_What is needed_
Filter the entries that follow, copying every line in which the word "Monthly" appears.

□ □ □ □

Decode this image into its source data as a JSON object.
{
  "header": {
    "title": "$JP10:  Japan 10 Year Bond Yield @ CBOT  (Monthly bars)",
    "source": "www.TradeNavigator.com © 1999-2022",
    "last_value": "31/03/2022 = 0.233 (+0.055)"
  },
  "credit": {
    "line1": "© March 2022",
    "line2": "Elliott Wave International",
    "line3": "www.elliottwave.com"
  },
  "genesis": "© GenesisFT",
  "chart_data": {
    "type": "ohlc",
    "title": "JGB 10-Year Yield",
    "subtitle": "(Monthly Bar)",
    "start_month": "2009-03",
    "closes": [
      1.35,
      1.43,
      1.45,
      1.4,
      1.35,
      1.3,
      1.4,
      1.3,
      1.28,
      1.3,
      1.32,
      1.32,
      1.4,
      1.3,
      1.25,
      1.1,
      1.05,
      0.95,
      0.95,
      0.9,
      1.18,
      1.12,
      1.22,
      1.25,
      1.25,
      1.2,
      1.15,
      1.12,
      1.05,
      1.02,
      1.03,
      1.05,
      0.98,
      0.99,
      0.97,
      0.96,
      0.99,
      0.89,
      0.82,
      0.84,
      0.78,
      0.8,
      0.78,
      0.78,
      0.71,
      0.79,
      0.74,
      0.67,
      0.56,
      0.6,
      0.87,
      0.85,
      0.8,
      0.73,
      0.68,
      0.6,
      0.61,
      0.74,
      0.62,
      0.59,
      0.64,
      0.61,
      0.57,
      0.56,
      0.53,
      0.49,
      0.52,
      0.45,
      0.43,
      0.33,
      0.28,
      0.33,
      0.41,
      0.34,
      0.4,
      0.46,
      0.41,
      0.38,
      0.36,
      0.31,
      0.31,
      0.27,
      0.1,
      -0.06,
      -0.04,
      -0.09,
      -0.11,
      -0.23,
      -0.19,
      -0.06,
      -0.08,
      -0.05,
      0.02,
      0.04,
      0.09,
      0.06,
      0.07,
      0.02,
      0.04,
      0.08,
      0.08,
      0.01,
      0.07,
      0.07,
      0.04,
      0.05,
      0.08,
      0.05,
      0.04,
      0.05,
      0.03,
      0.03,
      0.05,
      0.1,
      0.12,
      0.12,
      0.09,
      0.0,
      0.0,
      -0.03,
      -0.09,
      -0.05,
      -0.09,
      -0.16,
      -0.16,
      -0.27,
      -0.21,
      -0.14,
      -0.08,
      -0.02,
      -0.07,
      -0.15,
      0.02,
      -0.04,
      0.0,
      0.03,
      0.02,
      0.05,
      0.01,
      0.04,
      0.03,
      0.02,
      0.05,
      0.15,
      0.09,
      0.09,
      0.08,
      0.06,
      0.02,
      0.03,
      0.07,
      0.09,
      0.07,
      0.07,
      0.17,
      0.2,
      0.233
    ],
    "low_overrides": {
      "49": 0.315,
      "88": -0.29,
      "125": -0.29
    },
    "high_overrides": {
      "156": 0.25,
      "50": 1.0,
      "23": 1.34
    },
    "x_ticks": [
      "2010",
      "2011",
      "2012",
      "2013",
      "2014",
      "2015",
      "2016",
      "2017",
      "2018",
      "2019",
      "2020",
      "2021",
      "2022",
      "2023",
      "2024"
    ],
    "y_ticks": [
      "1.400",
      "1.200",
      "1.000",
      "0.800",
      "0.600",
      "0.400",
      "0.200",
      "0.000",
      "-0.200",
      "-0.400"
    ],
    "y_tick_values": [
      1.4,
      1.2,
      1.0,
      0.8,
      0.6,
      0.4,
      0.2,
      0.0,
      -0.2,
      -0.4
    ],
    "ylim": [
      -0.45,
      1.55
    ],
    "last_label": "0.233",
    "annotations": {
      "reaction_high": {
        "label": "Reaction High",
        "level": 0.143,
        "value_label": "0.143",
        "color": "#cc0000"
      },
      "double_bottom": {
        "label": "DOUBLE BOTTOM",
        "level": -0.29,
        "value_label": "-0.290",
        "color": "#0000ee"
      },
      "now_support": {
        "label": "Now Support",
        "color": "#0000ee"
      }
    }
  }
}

□ □ □ □

_Task answer_
    "title": "$JP10:  Japan 10 Year Bond Yield @ CBOT  (Monthly bars)",
    "subtitle": "(Monthly Bar)",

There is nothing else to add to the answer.